* STATED PROBLEM *
Set each record down exactly, excluding all images.

** BEGIN RECORDS FOR PROCESSING **

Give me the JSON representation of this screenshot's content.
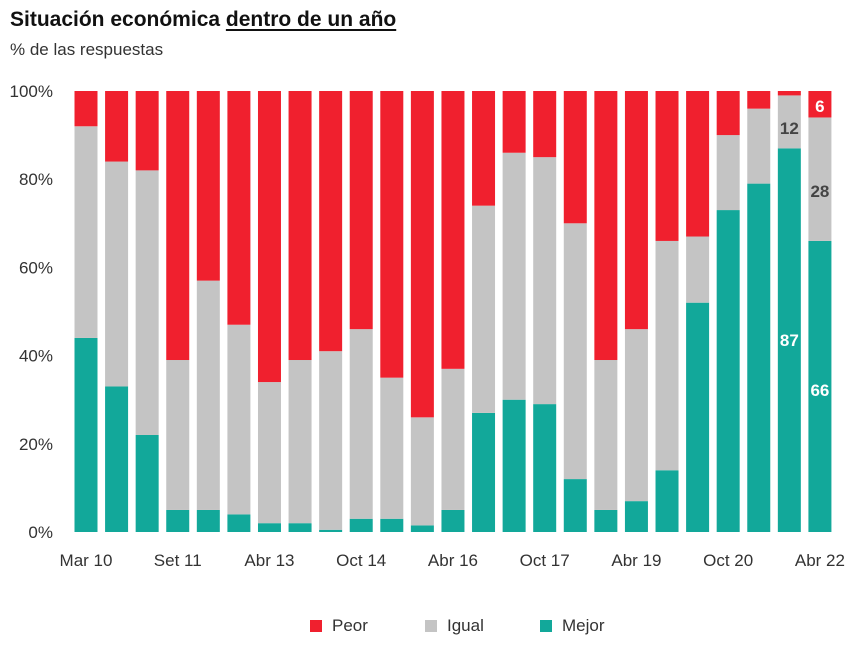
{
  "title_part1": "Situación económica ",
  "title_part2": "dentro de un año",
  "subtitle": "% de las respuestas",
  "colors": {
    "peor": "#f0202e",
    "igual": "#c4c4c4",
    "mejor": "#12a89a"
  },
  "chart_data": {
    "type": "bar",
    "stacked": true,
    "ylim": [
      0,
      100
    ],
    "yticks": [
      "0%",
      "20%",
      "40%",
      "60%",
      "80%",
      "100%"
    ],
    "xtick_labels": [
      "Mar 10",
      "Set 11",
      "Abr 13",
      "Oct 14",
      "Abr 16",
      "Oct 17",
      "Abr 19",
      "Oct 20",
      "Abr 22"
    ],
    "legend": [
      "Peor",
      "Igual",
      "Mejor"
    ],
    "legend_position": "bottom",
    "series": [
      {
        "name": "Mejor",
        "values": [
          44,
          33,
          22,
          5,
          5,
          4,
          2,
          2,
          0.5,
          3,
          3,
          1.5,
          5,
          27,
          30,
          29,
          12,
          5,
          7,
          14,
          52,
          73,
          79,
          87,
          66
        ]
      },
      {
        "name": "Igual",
        "values": [
          48,
          51,
          60,
          34,
          52,
          43,
          32,
          37,
          40.5,
          43,
          32,
          24.5,
          32,
          47,
          56,
          56,
          58,
          34,
          39,
          52,
          15,
          17,
          17,
          12,
          28
        ]
      },
      {
        "name": "Peor",
        "values": [
          8,
          16,
          18,
          61,
          43,
          53,
          66,
          61,
          59,
          54,
          65,
          74,
          63,
          26,
          14,
          15,
          30,
          61,
          54,
          34,
          33,
          10,
          4,
          1,
          6
        ]
      }
    ],
    "data_labels": [
      {
        "bar": 23,
        "series": "Mejor",
        "text": "87"
      },
      {
        "bar": 23,
        "series": "Igual",
        "text": "12"
      },
      {
        "bar": 24,
        "series": "Mejor",
        "text": "66"
      },
      {
        "bar": 24,
        "series": "Igual",
        "text": "28"
      },
      {
        "bar": 24,
        "series": "Peor",
        "text": "6"
      }
    ]
  },
  "legend_labels": {
    "peor": "Peor",
    "igual": "Igual",
    "mejor": "Mejor"
  }
}
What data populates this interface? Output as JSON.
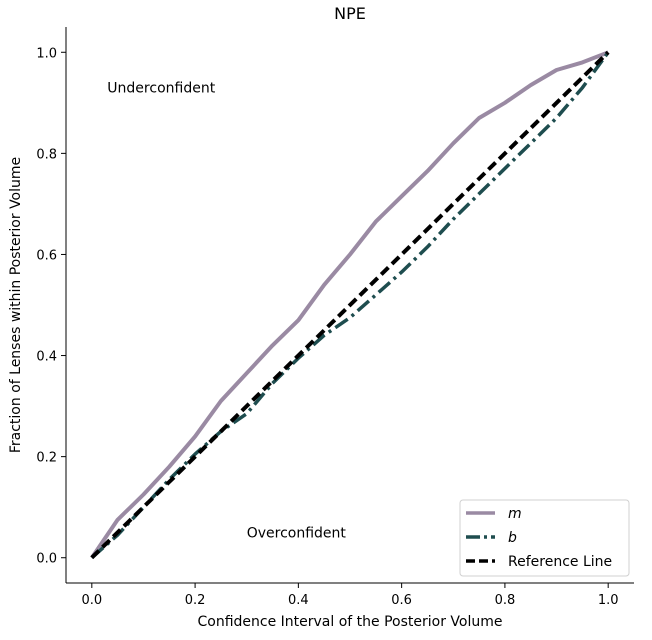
{
  "chart_data": {
    "type": "line",
    "title": "NPE",
    "xlabel": "Confidence Interval of the Posterior Volume",
    "ylabel": "Fraction of Lenses within Posterior Volume",
    "xlim": [
      -0.05,
      1.05
    ],
    "ylim": [
      -0.05,
      1.05
    ],
    "xticks": [
      "0.0",
      "0.2",
      "0.4",
      "0.6",
      "0.8",
      "1.0"
    ],
    "yticks": [
      "0.0",
      "0.2",
      "0.4",
      "0.6",
      "0.8",
      "1.0"
    ],
    "grid": false,
    "legend_position": "bottom-right",
    "annotations": [
      {
        "text": "Underconfident",
        "x": 0.03,
        "y": 0.93
      },
      {
        "text": "Overconfident",
        "x": 0.3,
        "y": 0.05
      }
    ],
    "series": [
      {
        "name": "m",
        "color": "#9a8aa3",
        "style": "solid",
        "x": [
          0.0,
          0.05,
          0.1,
          0.15,
          0.2,
          0.25,
          0.3,
          0.35,
          0.4,
          0.45,
          0.5,
          0.55,
          0.6,
          0.65,
          0.7,
          0.75,
          0.8,
          0.85,
          0.9,
          0.95,
          1.0
        ],
        "y": [
          0.0,
          0.075,
          0.125,
          0.18,
          0.24,
          0.31,
          0.365,
          0.42,
          0.47,
          0.54,
          0.6,
          0.665,
          0.715,
          0.765,
          0.82,
          0.87,
          0.9,
          0.935,
          0.965,
          0.98,
          1.0
        ]
      },
      {
        "name": "b",
        "color": "#1e4d4f",
        "style": "dashdot",
        "x": [
          0.0,
          0.05,
          0.1,
          0.15,
          0.2,
          0.25,
          0.3,
          0.35,
          0.4,
          0.45,
          0.5,
          0.55,
          0.6,
          0.65,
          0.7,
          0.75,
          0.8,
          0.85,
          0.9,
          0.95,
          1.0
        ],
        "y": [
          0.0,
          0.045,
          0.1,
          0.155,
          0.205,
          0.25,
          0.285,
          0.345,
          0.395,
          0.44,
          0.475,
          0.52,
          0.565,
          0.615,
          0.67,
          0.72,
          0.77,
          0.82,
          0.87,
          0.93,
          1.0
        ]
      },
      {
        "name": "Reference Line",
        "color": "#000000",
        "style": "dashed",
        "x": [
          0.0,
          1.0
        ],
        "y": [
          0.0,
          1.0
        ]
      }
    ]
  }
}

** END RECORDS FOR PROCESSING **

* OUTPUT OF THE EXERCISE *
Give me the JSON representation of this screenshot's content.
{
  "title_part1": "Situación económica ",
  "title_part2": "dentro de un año",
  "subtitle": "% de las respuestas",
  "colors": {
    "peor": "#f0202e",
    "igual": "#c4c4c4",
    "mejor": "#12a89a"
  },
  "chart_data": {
    "type": "bar",
    "stacked": true,
    "ylim": [
      0,
      100
    ],
    "yticks": [
      "0%",
      "20%",
      "40%",
      "60%",
      "80%",
      "100%"
    ],
    "xtick_labels": [
      "Mar 10",
      "Set 11",
      "Abr 13",
      "Oct 14",
      "Abr 16",
      "Oct 17",
      "Abr 19",
      "Oct 20",
      "Abr 22"
    ],
    "legend": [
      "Peor",
      "Igual",
      "Mejor"
    ],
    "legend_position": "bottom",
    "series": [
      {
        "name": "Mejor",
        "values": [
          44,
          33,
          22,
          5,
          5,
          4,
          2,
          2,
          0.5,
          3,
          3,
          1.5,
          5,
          27,
          30,
          29,
          12,
          5,
          7,
          14,
          52,
          73,
          79,
          87,
          66
        ]
      },
      {
        "name": "Igual",
        "values": [
          48,
          51,
          60,
          34,
          52,
          43,
          32,
          37,
          40.5,
          43,
          32,
          24.5,
          32,
          47,
          56,
          56,
          58,
          34,
          39,
          52,
          15,
          17,
          17,
          12,
          28
        ]
      },
      {
        "name": "Peor",
        "values": [
          8,
          16,
          18,
          61,
          43,
          53,
          66,
          61,
          59,
          54,
          65,
          74,
          63,
          26,
          14,
          15,
          30,
          61,
          54,
          34,
          33,
          10,
          4,
          1,
          6
        ]
      }
    ],
    "data_labels": [
      {
        "bar": 23,
        "series": "Mejor",
        "text": "87"
      },
      {
        "bar": 23,
        "series": "Igual",
        "text": "12"
      },
      {
        "bar": 24,
        "series": "Mejor",
        "text": "66"
      },
      {
        "bar": 24,
        "series": "Igual",
        "text": "28"
      },
      {
        "bar": 24,
        "series": "Peor",
        "text": "6"
      }
    ]
  },
  "legend_labels": {
    "peor": "Peor",
    "igual": "Igual",
    "mejor": "Mejor"
  }
}
What data populates this interface? Output as JSON.
{
  "chart_data": {
    "type": "line",
    "title": "NPE",
    "xlabel": "Confidence Interval of the Posterior Volume",
    "ylabel": "Fraction of Lenses within Posterior Volume",
    "xlim": [
      -0.05,
      1.05
    ],
    "ylim": [
      -0.05,
      1.05
    ],
    "xticks": [
      "0.0",
      "0.2",
      "0.4",
      "0.6",
      "0.8",
      "1.0"
    ],
    "yticks": [
      "0.0",
      "0.2",
      "0.4",
      "0.6",
      "0.8",
      "1.0"
    ],
    "grid": false,
    "legend_position": "bottom-right",
    "annotations": [
      {
        "text": "Underconfident",
        "x": 0.03,
        "y": 0.93
      },
      {
        "text": "Overconfident",
        "x": 0.3,
        "y": 0.05
      }
    ],
    "series": [
      {
        "name": "m",
        "color": "#9a8aa3",
        "style": "solid",
        "x": [
          0.0,
          0.05,
          0.1,
          0.15,
          0.2,
          0.25,
          0.3,
          0.35,
          0.4,
          0.45,
          0.5,
          0.55,
          0.6,
          0.65,
          0.7,
          0.75,
          0.8,
          0.85,
          0.9,
          0.95,
          1.0
        ],
        "y": [
          0.0,
          0.075,
          0.125,
          0.18,
          0.24,
          0.31,
          0.365,
          0.42,
          0.47,
          0.54,
          0.6,
          0.665,
          0.715,
          0.765,
          0.82,
          0.87,
          0.9,
          0.935,
          0.965,
          0.98,
          1.0
        ]
      },
      {
        "name": "b",
        "color": "#1e4d4f",
        "style": "dashdot",
        "x": [
          0.0,
          0.05,
          0.1,
          0.15,
          0.2,
          0.25,
          0.3,
          0.35,
          0.4,
          0.45,
          0.5,
          0.55,
          0.6,
          0.65,
          0.7,
          0.75,
          0.8,
          0.85,
          0.9,
          0.95,
          1.0
        ],
        "y": [
          0.0,
          0.045,
          0.1,
          0.155,
          0.205,
          0.25,
          0.285,
          0.345,
          0.395,
          0.44,
          0.475,
          0.52,
          0.565,
          0.615,
          0.67,
          0.72,
          0.77,
          0.82,
          0.87,
          0.93,
          1.0
        ]
      },
      {
        "name": "Reference Line",
        "color": "#000000",
        "style": "dashed",
        "x": [
          0.0,
          1.0
        ],
        "y": [
          0.0,
          1.0
        ]
      }
    ]
  }
}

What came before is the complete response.